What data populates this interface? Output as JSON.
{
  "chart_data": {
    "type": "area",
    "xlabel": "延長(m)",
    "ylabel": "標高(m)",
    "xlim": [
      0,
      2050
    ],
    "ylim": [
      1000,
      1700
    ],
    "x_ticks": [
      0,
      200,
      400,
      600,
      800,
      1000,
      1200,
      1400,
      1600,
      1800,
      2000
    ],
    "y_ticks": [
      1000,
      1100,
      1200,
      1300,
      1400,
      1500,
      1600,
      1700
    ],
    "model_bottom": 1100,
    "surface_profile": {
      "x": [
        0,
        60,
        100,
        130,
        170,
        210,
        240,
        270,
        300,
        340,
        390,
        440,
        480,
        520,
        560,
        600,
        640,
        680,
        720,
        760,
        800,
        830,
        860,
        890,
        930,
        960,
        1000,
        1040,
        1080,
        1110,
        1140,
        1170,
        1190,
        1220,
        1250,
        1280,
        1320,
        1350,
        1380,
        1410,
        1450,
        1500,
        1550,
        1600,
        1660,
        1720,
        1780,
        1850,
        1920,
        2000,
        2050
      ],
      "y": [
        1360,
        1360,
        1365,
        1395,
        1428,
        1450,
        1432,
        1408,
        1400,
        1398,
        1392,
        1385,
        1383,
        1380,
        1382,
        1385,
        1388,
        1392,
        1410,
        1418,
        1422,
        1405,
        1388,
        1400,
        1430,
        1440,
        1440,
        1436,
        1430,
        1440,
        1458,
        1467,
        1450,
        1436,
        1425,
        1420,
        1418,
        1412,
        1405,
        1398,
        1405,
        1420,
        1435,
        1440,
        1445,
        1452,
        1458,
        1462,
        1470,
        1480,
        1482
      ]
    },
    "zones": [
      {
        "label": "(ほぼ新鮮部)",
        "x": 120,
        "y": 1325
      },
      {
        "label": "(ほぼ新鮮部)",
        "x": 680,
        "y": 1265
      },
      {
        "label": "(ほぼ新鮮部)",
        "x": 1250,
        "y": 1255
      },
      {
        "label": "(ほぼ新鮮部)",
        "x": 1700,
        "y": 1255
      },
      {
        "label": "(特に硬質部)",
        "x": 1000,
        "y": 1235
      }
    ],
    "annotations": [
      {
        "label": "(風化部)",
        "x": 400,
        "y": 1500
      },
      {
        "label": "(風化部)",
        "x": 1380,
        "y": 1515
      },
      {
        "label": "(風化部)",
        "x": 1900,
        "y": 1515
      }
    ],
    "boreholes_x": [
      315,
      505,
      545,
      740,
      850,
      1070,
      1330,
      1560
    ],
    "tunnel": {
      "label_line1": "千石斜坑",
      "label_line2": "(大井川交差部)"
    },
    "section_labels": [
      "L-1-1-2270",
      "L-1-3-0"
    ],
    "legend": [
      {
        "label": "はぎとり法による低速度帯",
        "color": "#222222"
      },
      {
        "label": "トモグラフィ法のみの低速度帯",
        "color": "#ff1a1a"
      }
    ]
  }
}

◇ ◇ ◇ ◇ ◇ ◇ ◇

## Task directions:
Output the complete data exactly as written.

## Exercise result:
What data populates this interface? Output as JSON.
{
  "chart_data": {
    "type": "area",
    "xlabel": "延長(m)",
    "ylabel": "標高(m)",
    "xlim": [
      0,
      2050
    ],
    "ylim": [
      1000,
      1700
    ],
    "x_ticks": [
      0,
      200,
      400,
      600,
      800,
      1000,
      1200,
      1400,
      1600,
      1800,
      2000
    ],
    "y_ticks": [
      1000,
      1100,
      1200,
      1300,
      1400,
      1500,
      1600,
      1700
    ],
    "model_bottom": 1100,
    "surface_profile": {
      "x": [
        0,
        60,
        100,
        130,
        170,
        210,
        240,
        270,
        300,
        340,
        390,
        440,
        480,
        520,
        560,
        600,
        640,
        680,
        720,
        760,
        800,
        830,
        860,
        890,
        930,
        960,
        1000,
        1040,
        1080,
        1110,
        1140,
        1170,
        1190,
        1220,
        1250,
        1280,
        1320,
        1350,
        1380,
        1410,
        1450,
        1500,
        1550,
        1600,
        1660,
        1720,
        1780,
        1850,
        1920,
        2000,
        2050
      ],
      "y": [
        1360,
        1360,
        1365,
        1395,
        1428,
        1450,
        1432,
        1408,
        1400,
        1398,
        1392,
        1385,
        1383,
        1380,
        1382,
        1385,
        1388,
        1392,
        1410,
        1418,
        1422,
        1405,
        1388,
        1400,
        1430,
        1440,
        1440,
        1436,
        1430,
        1440,
        1458,
        1467,
        1450,
        1436,
        1425,
        1420,
        1418,
        1412,
        1405,
        1398,
        1405,
        1420,
        1435,
        1440,
        1445,
        1452,
        1458,
        1462,
        1470,
        1480,
        1482
      ]
    },
    "zones": [
      {
        "label": "(ほぼ新鮮部)",
        "x": 120,
        "y": 1325
      },
      {
        "label": "(ほぼ新鮮部)",
        "x": 680,
        "y": 1265
      },
      {
        "label": "(ほぼ新鮮部)",
        "x": 1250,
        "y": 1255
      },
      {
        "label": "(ほぼ新鮮部)",
        "x": 1700,
        "y": 1255
      },
      {
        "label": "(特に硬質部)",
        "x": 1000,
        "y": 1235
      }
    ],
    "annotations": [
      {
        "label": "(風化部)",
        "x": 400,
        "y": 1500
      },
      {
        "label": "(風化部)",
        "x": 1380,
        "y": 1515
      },
      {
        "label": "(風化部)",
        "x": 1900,
        "y": 1515
      }
    ],
    "boreholes_x": [
      315,
      505,
      545,
      740,
      850,
      1070,
      1330,
      1560
    ],
    "tunnel": {
      "label_line1": "千石斜坑",
      "label_line2": "(大井川交差部)"
    },
    "section_labels": [
      "L-1-1-2270",
      "L-1-3-0"
    ],
    "legend": [
      {
        "label": "はぎとり法による低速度帯",
        "color": "#222222"
      },
      {
        "label": "トモグラフィ法のみの低速度帯",
        "color": "#ff1a1a"
      }
    ]
  }
}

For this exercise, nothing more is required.